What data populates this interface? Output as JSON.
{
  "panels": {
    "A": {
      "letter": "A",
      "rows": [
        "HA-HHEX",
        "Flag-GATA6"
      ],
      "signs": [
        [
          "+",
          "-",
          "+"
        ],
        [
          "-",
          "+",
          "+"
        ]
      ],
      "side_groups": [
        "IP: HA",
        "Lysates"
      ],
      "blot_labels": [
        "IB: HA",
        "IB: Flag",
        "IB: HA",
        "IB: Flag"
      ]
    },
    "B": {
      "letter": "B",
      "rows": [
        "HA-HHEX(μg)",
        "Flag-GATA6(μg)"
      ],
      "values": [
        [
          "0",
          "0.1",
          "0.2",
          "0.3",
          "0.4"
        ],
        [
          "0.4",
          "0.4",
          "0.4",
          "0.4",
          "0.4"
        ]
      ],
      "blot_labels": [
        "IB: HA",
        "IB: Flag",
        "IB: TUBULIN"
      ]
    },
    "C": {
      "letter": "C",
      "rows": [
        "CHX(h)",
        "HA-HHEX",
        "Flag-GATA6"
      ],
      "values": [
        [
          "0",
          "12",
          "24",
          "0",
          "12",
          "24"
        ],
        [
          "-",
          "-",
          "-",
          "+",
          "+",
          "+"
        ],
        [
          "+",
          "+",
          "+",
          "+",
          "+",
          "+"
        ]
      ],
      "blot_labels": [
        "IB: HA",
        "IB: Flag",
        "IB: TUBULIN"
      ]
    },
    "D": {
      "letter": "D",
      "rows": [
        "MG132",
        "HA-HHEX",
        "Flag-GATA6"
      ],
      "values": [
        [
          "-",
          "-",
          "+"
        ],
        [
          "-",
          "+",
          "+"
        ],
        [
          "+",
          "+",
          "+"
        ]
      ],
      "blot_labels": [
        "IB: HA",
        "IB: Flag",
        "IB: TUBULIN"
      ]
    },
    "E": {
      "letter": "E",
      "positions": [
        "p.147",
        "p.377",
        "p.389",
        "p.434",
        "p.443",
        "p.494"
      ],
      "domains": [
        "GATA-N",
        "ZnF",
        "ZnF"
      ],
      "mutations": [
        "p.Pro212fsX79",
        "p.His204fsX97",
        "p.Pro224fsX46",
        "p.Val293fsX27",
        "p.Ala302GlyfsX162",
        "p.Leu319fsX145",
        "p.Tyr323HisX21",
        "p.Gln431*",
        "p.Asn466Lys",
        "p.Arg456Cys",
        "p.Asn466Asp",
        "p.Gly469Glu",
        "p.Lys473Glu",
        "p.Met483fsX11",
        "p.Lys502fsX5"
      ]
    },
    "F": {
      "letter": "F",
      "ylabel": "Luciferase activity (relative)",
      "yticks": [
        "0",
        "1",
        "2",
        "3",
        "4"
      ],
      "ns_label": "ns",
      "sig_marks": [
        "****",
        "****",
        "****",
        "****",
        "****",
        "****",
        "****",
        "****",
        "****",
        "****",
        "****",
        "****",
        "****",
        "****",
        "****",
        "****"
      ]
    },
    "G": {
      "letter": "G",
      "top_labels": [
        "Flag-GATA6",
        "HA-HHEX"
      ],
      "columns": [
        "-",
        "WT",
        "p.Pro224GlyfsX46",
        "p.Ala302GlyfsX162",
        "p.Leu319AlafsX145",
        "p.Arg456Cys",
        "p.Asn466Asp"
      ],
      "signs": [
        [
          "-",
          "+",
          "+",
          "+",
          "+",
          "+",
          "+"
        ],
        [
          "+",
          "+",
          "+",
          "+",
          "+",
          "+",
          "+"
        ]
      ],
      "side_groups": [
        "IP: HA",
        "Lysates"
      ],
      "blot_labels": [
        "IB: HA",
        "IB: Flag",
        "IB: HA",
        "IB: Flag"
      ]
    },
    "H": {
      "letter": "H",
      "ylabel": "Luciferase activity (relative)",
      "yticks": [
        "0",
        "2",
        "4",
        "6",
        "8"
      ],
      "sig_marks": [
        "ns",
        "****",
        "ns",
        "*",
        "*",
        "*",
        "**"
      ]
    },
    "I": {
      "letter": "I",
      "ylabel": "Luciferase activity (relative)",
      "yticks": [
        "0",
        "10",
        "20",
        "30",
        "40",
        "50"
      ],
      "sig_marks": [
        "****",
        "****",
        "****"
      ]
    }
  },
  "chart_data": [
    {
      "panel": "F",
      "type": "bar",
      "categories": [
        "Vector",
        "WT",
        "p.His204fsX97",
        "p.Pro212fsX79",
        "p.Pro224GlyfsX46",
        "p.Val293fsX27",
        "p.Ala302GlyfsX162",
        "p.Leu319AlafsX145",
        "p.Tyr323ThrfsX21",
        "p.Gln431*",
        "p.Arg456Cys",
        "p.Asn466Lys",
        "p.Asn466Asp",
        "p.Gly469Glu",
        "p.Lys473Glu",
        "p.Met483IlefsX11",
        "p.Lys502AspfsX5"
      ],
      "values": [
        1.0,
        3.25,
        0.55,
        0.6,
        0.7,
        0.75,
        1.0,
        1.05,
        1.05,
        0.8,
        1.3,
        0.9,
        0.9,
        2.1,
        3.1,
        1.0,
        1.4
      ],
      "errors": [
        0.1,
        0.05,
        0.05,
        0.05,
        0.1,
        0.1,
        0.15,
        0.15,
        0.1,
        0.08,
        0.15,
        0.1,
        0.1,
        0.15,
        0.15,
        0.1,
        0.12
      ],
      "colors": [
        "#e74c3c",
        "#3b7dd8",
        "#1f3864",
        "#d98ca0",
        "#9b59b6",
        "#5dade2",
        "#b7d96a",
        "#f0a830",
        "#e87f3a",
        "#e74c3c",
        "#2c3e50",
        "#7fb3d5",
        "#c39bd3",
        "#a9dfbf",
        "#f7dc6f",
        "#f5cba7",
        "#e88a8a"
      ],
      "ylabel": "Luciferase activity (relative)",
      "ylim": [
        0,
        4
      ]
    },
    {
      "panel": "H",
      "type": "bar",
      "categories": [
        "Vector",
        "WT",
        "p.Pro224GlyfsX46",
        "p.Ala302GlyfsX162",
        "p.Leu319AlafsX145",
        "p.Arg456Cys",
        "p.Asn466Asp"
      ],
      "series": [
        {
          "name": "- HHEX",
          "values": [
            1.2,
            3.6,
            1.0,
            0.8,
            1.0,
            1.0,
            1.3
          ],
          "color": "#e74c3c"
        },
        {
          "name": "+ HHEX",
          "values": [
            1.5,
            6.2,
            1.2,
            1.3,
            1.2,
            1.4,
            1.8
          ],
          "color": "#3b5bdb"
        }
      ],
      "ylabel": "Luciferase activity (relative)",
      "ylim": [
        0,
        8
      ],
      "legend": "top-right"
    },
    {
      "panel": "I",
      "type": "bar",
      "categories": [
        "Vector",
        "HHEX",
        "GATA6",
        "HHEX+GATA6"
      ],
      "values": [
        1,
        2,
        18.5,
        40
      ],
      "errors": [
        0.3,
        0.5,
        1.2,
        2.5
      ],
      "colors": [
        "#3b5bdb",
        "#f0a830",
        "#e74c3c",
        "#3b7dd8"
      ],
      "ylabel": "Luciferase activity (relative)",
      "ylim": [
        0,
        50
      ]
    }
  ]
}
+---+
*Task statement*.
Extract the data in full. Keep it word for word.

*Answer in full*.
What data populates this interface? Output as JSON.
{
  "panels": {
    "A": {
      "letter": "A",
      "rows": [
        "HA-HHEX",
        "Flag-GATA6"
      ],
      "signs": [
        [
          "+",
          "-",
          "+"
        ],
        [
          "-",
          "+",
          "+"
        ]
      ],
      "side_groups": [
        "IP: HA",
        "Lysates"
      ],
      "blot_labels": [
        "IB: HA",
        "IB: Flag",
        "IB: HA",
        "IB: Flag"
      ]
    },
    "B": {
      "letter": "B",
      "rows": [
        "HA-HHEX(μg)",
        "Flag-GATA6(μg)"
      ],
      "values": [
        [
          "0",
          "0.1",
          "0.2",
          "0.3",
          "0.4"
        ],
        [
          "0.4",
          "0.4",
          "0.4",
          "0.4",
          "0.4"
        ]
      ],
      "blot_labels": [
        "IB: HA",
        "IB: Flag",
        "IB: TUBULIN"
      ]
    },
    "C": {
      "letter": "C",
      "rows": [
        "CHX(h)",
        "HA-HHEX",
        "Flag-GATA6"
      ],
      "values": [
        [
          "0",
          "12",
          "24",
          "0",
          "12",
          "24"
        ],
        [
          "-",
          "-",
          "-",
          "+",
          "+",
          "+"
        ],
        [
          "+",
          "+",
          "+",
          "+",
          "+",
          "+"
        ]
      ],
      "blot_labels": [
        "IB: HA",
        "IB: Flag",
        "IB: TUBULIN"
      ]
    },
    "D": {
      "letter": "D",
      "rows": [
        "MG132",
        "HA-HHEX",
        "Flag-GATA6"
      ],
      "values": [
        [
          "-",
          "-",
          "+"
        ],
        [
          "-",
          "+",
          "+"
        ],
        [
          "+",
          "+",
          "+"
        ]
      ],
      "blot_labels": [
        "IB: HA",
        "IB: Flag",
        "IB: TUBULIN"
      ]
    },
    "E": {
      "letter": "E",
      "positions": [
        "p.147",
        "p.377",
        "p.389",
        "p.434",
        "p.443",
        "p.494"
      ],
      "domains": [
        "GATA-N",
        "ZnF",
        "ZnF"
      ],
      "mutations": [
        "p.Pro212fsX79",
        "p.His204fsX97",
        "p.Pro224fsX46",
        "p.Val293fsX27",
        "p.Ala302GlyfsX162",
        "p.Leu319fsX145",
        "p.Tyr323HisX21",
        "p.Gln431*",
        "p.Asn466Lys",
        "p.Arg456Cys",
        "p.Asn466Asp",
        "p.Gly469Glu",
        "p.Lys473Glu",
        "p.Met483fsX11",
        "p.Lys502fsX5"
      ]
    },
    "F": {
      "letter": "F",
      "ylabel": "Luciferase activity (relative)",
      "yticks": [
        "0",
        "1",
        "2",
        "3",
        "4"
      ],
      "ns_label": "ns",
      "sig_marks": [
        "****",
        "****",
        "****",
        "****",
        "****",
        "****",
        "****",
        "****",
        "****",
        "****",
        "****",
        "****",
        "****",
        "****",
        "****",
        "****"
      ]
    },
    "G": {
      "letter": "G",
      "top_labels": [
        "Flag-GATA6",
        "HA-HHEX"
      ],
      "columns": [
        "-",
        "WT",
        "p.Pro224GlyfsX46",
        "p.Ala302GlyfsX162",
        "p.Leu319AlafsX145",
        "p.Arg456Cys",
        "p.Asn466Asp"
      ],
      "signs": [
        [
          "-",
          "+",
          "+",
          "+",
          "+",
          "+",
          "+"
        ],
        [
          "+",
          "+",
          "+",
          "+",
          "+",
          "+",
          "+"
        ]
      ],
      "side_groups": [
        "IP: HA",
        "Lysates"
      ],
      "blot_labels": [
        "IB: HA",
        "IB: Flag",
        "IB: HA",
        "IB: Flag"
      ]
    },
    "H": {
      "letter": "H",
      "ylabel": "Luciferase activity (relative)",
      "yticks": [
        "0",
        "2",
        "4",
        "6",
        "8"
      ],
      "sig_marks": [
        "ns",
        "****",
        "ns",
        "*",
        "*",
        "*",
        "**"
      ]
    },
    "I": {
      "letter": "I",
      "ylabel": "Luciferase activity (relative)",
      "yticks": [
        "0",
        "10",
        "20",
        "30",
        "40",
        "50"
      ],
      "sig_marks": [
        "****",
        "****",
        "****"
      ]
    }
  },
  "chart_data": [
    {
      "panel": "F",
      "type": "bar",
      "categories": [
        "Vector",
        "WT",
        "p.His204fsX97",
        "p.Pro212fsX79",
        "p.Pro224GlyfsX46",
        "p.Val293fsX27",
        "p.Ala302GlyfsX162",
        "p.Leu319AlafsX145",
        "p.Tyr323ThrfsX21",
        "p.Gln431*",
        "p.Arg456Cys",
        "p.Asn466Lys",
        "p.Asn466Asp",
        "p.Gly469Glu",
        "p.Lys473Glu",
        "p.Met483IlefsX11",
        "p.Lys502AspfsX5"
      ],
      "values": [
        1.0,
        3.25,
        0.55,
        0.6,
        0.7,
        0.75,
        1.0,
        1.05,
        1.05,
        0.8,
        1.3,
        0.9,
        0.9,
        2.1,
        3.1,
        1.0,
        1.4
      ],
      "errors": [
        0.1,
        0.05,
        0.05,
        0.05,
        0.1,
        0.1,
        0.15,
        0.15,
        0.1,
        0.08,
        0.15,
        0.1,
        0.1,
        0.15,
        0.15,
        0.1,
        0.12
      ],
      "colors": [
        "#e74c3c",
        "#3b7dd8",
        "#1f3864",
        "#d98ca0",
        "#9b59b6",
        "#5dade2",
        "#b7d96a",
        "#f0a830",
        "#e87f3a",
        "#e74c3c",
        "#2c3e50",
        "#7fb3d5",
        "#c39bd3",
        "#a9dfbf",
        "#f7dc6f",
        "#f5cba7",
        "#e88a8a"
      ],
      "ylabel": "Luciferase activity (relative)",
      "ylim": [
        0,
        4
      ]
    },
    {
      "panel": "H",
      "type": "bar",
      "categories": [
        "Vector",
        "WT",
        "p.Pro224GlyfsX46",
        "p.Ala302GlyfsX162",
        "p.Leu319AlafsX145",
        "p.Arg456Cys",
        "p.Asn466Asp"
      ],
      "series": [
        {
          "name": "- HHEX",
          "values": [
            1.2,
            3.6,
            1.0,
            0.8,
            1.0,
            1.0,
            1.3
          ],
          "color": "#e74c3c"
        },
        {
          "name": "+ HHEX",
          "values": [
            1.5,
            6.2,
            1.2,
            1.3,
            1.2,
            1.4,
            1.8
          ],
          "color": "#3b5bdb"
        }
      ],
      "ylabel": "Luciferase activity (relative)",
      "ylim": [
        0,
        8
      ],
      "legend": "top-right"
    },
    {
      "panel": "I",
      "type": "bar",
      "categories": [
        "Vector",
        "HHEX",
        "GATA6",
        "HHEX+GATA6"
      ],
      "values": [
        1,
        2,
        18.5,
        40
      ],
      "errors": [
        0.3,
        0.5,
        1.2,
        2.5
      ],
      "colors": [
        "#3b5bdb",
        "#f0a830",
        "#e74c3c",
        "#3b7dd8"
      ],
      "ylabel": "Luciferase activity (relative)",
      "ylim": [
        0,
        50
      ]
    }
  ]
}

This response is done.